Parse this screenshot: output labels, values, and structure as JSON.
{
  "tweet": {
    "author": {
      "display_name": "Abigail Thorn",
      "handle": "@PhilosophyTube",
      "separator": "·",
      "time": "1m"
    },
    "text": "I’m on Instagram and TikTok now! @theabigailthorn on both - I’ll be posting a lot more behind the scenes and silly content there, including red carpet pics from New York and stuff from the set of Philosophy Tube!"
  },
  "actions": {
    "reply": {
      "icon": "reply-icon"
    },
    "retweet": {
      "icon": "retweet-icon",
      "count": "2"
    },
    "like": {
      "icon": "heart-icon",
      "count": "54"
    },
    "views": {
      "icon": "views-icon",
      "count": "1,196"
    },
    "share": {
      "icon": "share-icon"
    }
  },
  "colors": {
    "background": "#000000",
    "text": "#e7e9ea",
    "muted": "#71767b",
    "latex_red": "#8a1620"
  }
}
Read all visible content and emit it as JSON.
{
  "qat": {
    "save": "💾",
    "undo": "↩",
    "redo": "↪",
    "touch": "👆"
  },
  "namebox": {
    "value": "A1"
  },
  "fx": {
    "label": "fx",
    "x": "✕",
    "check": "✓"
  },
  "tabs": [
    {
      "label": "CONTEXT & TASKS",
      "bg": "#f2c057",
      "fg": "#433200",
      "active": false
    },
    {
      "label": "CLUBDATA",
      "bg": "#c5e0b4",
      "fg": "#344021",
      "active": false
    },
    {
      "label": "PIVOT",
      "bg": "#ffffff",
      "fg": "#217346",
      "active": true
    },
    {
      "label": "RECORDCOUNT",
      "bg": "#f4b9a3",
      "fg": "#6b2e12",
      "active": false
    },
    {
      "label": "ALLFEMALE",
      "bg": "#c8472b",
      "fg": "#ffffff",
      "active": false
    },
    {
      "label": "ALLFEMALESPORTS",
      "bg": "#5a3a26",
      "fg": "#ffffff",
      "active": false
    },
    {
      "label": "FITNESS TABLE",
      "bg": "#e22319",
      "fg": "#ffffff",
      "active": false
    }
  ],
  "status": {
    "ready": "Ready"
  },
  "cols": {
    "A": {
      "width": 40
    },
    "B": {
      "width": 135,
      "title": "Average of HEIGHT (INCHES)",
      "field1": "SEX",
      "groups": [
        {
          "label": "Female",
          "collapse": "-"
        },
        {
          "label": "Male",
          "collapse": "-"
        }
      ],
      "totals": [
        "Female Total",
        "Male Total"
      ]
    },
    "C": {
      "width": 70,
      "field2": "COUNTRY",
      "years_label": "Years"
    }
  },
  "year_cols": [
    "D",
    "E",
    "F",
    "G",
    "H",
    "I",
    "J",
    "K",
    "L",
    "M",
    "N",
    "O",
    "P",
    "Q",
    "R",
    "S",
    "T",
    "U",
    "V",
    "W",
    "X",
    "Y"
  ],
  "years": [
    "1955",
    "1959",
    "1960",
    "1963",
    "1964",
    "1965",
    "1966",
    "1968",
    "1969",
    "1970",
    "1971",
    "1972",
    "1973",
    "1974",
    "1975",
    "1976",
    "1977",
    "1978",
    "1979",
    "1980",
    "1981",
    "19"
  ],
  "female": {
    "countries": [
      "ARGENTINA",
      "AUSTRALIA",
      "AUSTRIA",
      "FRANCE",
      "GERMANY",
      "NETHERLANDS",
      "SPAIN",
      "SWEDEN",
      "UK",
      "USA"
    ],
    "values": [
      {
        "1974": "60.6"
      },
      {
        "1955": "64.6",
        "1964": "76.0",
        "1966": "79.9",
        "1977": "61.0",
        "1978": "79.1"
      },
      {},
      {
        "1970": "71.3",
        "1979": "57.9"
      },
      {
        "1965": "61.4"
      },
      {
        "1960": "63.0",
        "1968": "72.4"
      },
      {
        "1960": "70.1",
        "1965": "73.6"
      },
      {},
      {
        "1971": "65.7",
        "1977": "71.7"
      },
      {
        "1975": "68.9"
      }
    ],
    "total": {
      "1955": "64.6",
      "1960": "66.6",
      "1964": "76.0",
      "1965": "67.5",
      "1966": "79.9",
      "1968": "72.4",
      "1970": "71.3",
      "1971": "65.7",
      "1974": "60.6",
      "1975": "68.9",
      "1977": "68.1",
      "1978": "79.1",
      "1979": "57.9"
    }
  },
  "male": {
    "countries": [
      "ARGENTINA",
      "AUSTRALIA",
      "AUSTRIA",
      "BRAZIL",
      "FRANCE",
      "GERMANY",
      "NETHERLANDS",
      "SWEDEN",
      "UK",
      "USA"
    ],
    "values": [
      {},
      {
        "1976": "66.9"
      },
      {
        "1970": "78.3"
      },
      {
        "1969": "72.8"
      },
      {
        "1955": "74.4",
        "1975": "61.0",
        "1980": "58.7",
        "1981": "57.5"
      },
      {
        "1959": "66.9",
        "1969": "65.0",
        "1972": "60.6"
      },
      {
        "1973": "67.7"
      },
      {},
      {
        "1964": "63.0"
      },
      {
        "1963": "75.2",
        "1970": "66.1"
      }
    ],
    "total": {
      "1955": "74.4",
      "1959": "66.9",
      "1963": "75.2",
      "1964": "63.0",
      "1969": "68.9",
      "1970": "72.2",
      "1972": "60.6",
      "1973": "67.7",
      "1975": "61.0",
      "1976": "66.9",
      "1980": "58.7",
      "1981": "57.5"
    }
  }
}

== EXERCISE BRIEF ==
Your task is to repeat the data exactly; please include every line.

== EXPECTED OUTPUT ==
Parse this screenshot: output labels, values, and structure as JSON.
{
  "tweet": {
    "author": {
      "display_name": "Abigail Thorn",
      "handle": "@PhilosophyTube",
      "separator": "·",
      "time": "1m"
    },
    "text": "I’m on Instagram and TikTok now! @theabigailthorn on both - I’ll be posting a lot more behind the scenes and silly content there, including red carpet pics from New York and stuff from the set of Philosophy Tube!"
  },
  "actions": {
    "reply": {
      "icon": "reply-icon"
    },
    "retweet": {
      "icon": "retweet-icon",
      "count": "2"
    },
    "like": {
      "icon": "heart-icon",
      "count": "54"
    },
    "views": {
      "icon": "views-icon",
      "count": "1,196"
    },
    "share": {
      "icon": "share-icon"
    }
  },
  "colors": {
    "background": "#000000",
    "text": "#e7e9ea",
    "muted": "#71767b",
    "latex_red": "#8a1620"
  }
}
Read all visible content and emit it as JSON.
{
  "qat": {
    "save": "💾",
    "undo": "↩",
    "redo": "↪",
    "touch": "👆"
  },
  "namebox": {
    "value": "A1"
  },
  "fx": {
    "label": "fx",
    "x": "✕",
    "check": "✓"
  },
  "tabs": [
    {
      "label": "CONTEXT & TASKS",
      "bg": "#f2c057",
      "fg": "#433200",
      "active": false
    },
    {
      "label": "CLUBDATA",
      "bg": "#c5e0b4",
      "fg": "#344021",
      "active": false
    },
    {
      "label": "PIVOT",
      "bg": "#ffffff",
      "fg": "#217346",
      "active": true
    },
    {
      "label": "RECORDCOUNT",
      "bg": "#f4b9a3",
      "fg": "#6b2e12",
      "active": false
    },
    {
      "label": "ALLFEMALE",
      "bg": "#c8472b",
      "fg": "#ffffff",
      "active": false
    },
    {
      "label": "ALLFEMALESPORTS",
      "bg": "#5a3a26",
      "fg": "#ffffff",
      "active": false
    },
    {
      "label": "FITNESS TABLE",
      "bg": "#e22319",
      "fg": "#ffffff",
      "active": false
    }
  ],
  "status": {
    "ready": "Ready"
  },
  "cols": {
    "A": {
      "width": 40
    },
    "B": {
      "width": 135,
      "title": "Average of HEIGHT (INCHES)",
      "field1": "SEX",
      "groups": [
        {
          "label": "Female",
          "collapse": "-"
        },
        {
          "label": "Male",
          "collapse": "-"
        }
      ],
      "totals": [
        "Female Total",
        "Male Total"
      ]
    },
    "C": {
      "width": 70,
      "field2": "COUNTRY",
      "years_label": "Years"
    }
  },
  "year_cols": [
    "D",
    "E",
    "F",
    "G",
    "H",
    "I",
    "J",
    "K",
    "L",
    "M",
    "N",
    "O",
    "P",
    "Q",
    "R",
    "S",
    "T",
    "U",
    "V",
    "W",
    "X",
    "Y"
  ],
  "years": [
    "1955",
    "1959",
    "1960",
    "1963",
    "1964",
    "1965",
    "1966",
    "1968",
    "1969",
    "1970",
    "1971",
    "1972",
    "1973",
    "1974",
    "1975",
    "1976",
    "1977",
    "1978",
    "1979",
    "1980",
    "1981",
    "19"
  ],
  "female": {
    "countries": [
      "ARGENTINA",
      "AUSTRALIA",
      "AUSTRIA",
      "FRANCE",
      "GERMANY",
      "NETHERLANDS",
      "SPAIN",
      "SWEDEN",
      "UK",
      "USA"
    ],
    "values": [
      {
        "1974": "60.6"
      },
      {
        "1955": "64.6",
        "1964": "76.0",
        "1966": "79.9",
        "1977": "61.0",
        "1978": "79.1"
      },
      {},
      {
        "1970": "71.3",
        "1979": "57.9"
      },
      {
        "1965": "61.4"
      },
      {
        "1960": "63.0",
        "1968": "72.4"
      },
      {
        "1960": "70.1",
        "1965": "73.6"
      },
      {},
      {
        "1971": "65.7",
        "1977": "71.7"
      },
      {
        "1975": "68.9"
      }
    ],
    "total": {
      "1955": "64.6",
      "1960": "66.6",
      "1964": "76.0",
      "1965": "67.5",
      "1966": "79.9",
      "1968": "72.4",
      "1970": "71.3",
      "1971": "65.7",
      "1974": "60.6",
      "1975": "68.9",
      "1977": "68.1",
      "1978": "79.1",
      "1979": "57.9"
    }
  },
  "male": {
    "countries": [
      "ARGENTINA",
      "AUSTRALIA",
      "AUSTRIA",
      "BRAZIL",
      "FRANCE",
      "GERMANY",
      "NETHERLANDS",
      "SWEDEN",
      "UK",
      "USA"
    ],
    "values": [
      {},
      {
        "1976": "66.9"
      },
      {
        "1970": "78.3"
      },
      {
        "1969": "72.8"
      },
      {
        "1955": "74.4",
        "1975": "61.0",
        "1980": "58.7",
        "1981": "57.5"
      },
      {
        "1959": "66.9",
        "1969": "65.0",
        "1972": "60.6"
      },
      {
        "1973": "67.7"
      },
      {},
      {
        "1964": "63.0"
      },
      {
        "1963": "75.2",
        "1970": "66.1"
      }
    ],
    "total": {
      "1955": "74.4",
      "1959": "66.9",
      "1963": "75.2",
      "1964": "63.0",
      "1969": "68.9",
      "1970": "72.2",
      "1972": "60.6",
      "1973": "67.7",
      "1975": "61.0",
      "1976": "66.9",
      "1980": "58.7",
      "1981": "57.5"
    }
  }
}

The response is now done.